- _Provided data_

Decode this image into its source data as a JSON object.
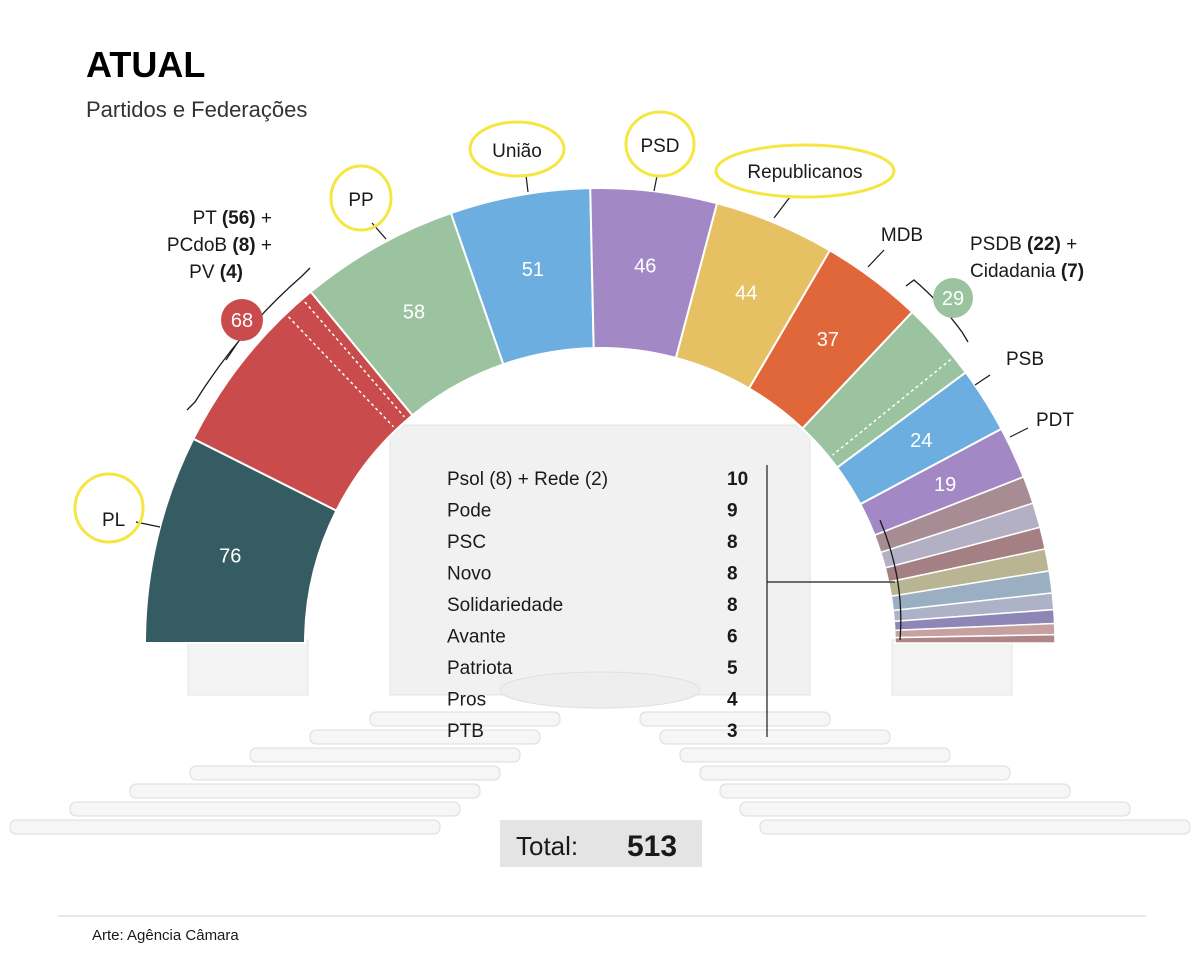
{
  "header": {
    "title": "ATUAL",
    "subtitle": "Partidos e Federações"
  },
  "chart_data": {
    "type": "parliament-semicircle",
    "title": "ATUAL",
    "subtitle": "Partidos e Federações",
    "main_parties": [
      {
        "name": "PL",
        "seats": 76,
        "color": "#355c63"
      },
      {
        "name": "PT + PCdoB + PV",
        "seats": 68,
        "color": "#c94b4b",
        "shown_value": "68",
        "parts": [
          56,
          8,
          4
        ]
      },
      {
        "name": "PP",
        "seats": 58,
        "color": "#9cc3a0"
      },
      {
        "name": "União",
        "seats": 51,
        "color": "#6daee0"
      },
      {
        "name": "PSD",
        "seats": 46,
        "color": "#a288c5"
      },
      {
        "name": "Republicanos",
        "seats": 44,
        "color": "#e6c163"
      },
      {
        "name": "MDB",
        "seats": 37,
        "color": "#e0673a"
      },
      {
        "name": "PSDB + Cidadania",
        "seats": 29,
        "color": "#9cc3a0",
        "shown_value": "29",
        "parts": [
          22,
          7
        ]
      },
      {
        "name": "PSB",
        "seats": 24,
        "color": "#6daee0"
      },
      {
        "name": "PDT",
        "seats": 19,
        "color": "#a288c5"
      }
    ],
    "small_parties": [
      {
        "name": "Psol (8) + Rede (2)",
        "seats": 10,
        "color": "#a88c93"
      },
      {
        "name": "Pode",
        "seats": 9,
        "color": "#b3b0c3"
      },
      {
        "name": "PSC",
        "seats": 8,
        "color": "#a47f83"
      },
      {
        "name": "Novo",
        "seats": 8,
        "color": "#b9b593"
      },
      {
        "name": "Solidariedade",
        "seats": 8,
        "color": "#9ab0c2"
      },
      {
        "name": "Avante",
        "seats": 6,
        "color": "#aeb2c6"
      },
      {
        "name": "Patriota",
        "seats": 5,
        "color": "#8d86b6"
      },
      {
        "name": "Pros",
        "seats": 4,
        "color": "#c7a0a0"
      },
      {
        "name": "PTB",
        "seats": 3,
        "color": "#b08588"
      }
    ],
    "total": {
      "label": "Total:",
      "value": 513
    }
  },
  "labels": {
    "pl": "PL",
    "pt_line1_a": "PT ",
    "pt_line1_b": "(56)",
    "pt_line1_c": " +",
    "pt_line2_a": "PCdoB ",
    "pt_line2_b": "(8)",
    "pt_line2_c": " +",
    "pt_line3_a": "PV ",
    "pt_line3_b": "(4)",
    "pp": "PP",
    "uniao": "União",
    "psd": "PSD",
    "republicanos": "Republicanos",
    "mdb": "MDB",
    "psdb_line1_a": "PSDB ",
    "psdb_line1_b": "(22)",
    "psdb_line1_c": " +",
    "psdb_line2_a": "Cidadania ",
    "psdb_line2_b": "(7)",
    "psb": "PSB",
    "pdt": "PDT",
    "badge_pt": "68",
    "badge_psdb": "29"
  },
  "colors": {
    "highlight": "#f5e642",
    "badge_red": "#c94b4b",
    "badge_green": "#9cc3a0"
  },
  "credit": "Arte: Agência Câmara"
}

==

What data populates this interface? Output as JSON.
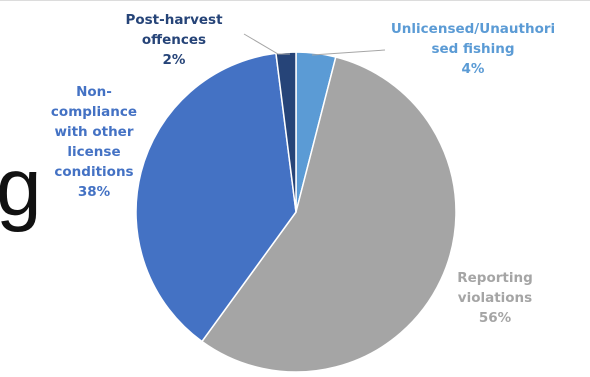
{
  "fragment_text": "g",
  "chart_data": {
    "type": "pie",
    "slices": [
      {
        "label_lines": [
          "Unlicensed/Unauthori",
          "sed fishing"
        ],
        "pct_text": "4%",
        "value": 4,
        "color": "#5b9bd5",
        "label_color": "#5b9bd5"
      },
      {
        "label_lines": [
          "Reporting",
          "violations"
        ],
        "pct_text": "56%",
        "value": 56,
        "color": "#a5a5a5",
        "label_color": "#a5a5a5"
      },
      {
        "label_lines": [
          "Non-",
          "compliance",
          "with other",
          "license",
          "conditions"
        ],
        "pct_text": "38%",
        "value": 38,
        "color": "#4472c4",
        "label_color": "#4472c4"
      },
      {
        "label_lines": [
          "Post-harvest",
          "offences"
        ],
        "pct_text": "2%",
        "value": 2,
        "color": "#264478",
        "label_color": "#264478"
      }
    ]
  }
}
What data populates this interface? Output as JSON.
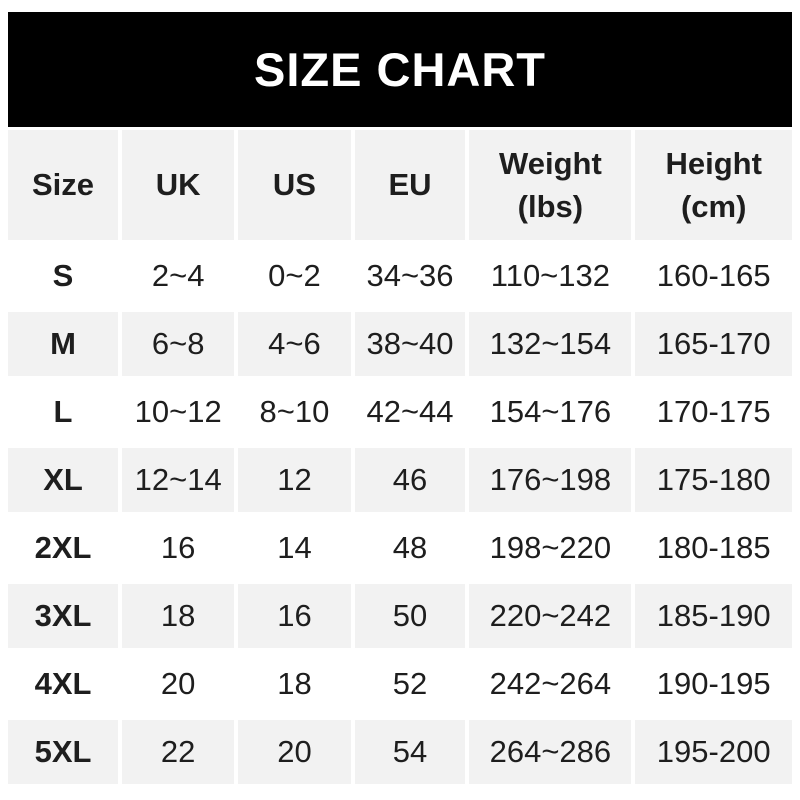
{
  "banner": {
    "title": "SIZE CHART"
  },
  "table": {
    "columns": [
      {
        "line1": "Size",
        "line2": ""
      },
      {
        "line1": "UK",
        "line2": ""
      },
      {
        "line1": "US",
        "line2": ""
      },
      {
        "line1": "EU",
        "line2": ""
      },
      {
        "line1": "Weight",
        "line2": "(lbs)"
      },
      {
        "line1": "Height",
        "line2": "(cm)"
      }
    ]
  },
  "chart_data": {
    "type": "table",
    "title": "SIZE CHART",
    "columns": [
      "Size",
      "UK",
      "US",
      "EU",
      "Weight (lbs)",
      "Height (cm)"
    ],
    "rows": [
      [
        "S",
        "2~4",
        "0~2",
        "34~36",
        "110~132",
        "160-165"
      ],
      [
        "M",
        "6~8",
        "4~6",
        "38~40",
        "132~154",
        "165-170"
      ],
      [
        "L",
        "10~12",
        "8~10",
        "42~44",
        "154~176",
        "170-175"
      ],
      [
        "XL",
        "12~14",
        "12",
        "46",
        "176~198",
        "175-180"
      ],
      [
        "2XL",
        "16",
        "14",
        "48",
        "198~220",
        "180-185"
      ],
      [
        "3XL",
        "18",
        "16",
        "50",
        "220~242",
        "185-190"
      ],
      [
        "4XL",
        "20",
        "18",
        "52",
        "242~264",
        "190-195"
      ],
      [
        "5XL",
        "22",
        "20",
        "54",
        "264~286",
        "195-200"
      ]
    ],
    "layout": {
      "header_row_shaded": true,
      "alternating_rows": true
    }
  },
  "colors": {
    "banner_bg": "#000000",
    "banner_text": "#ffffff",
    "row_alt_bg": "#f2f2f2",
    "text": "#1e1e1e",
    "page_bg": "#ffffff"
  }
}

- _Work to do_
Your answer should be a single number: the count of lines in the data that include the word "Cidadania".

- _Result_
2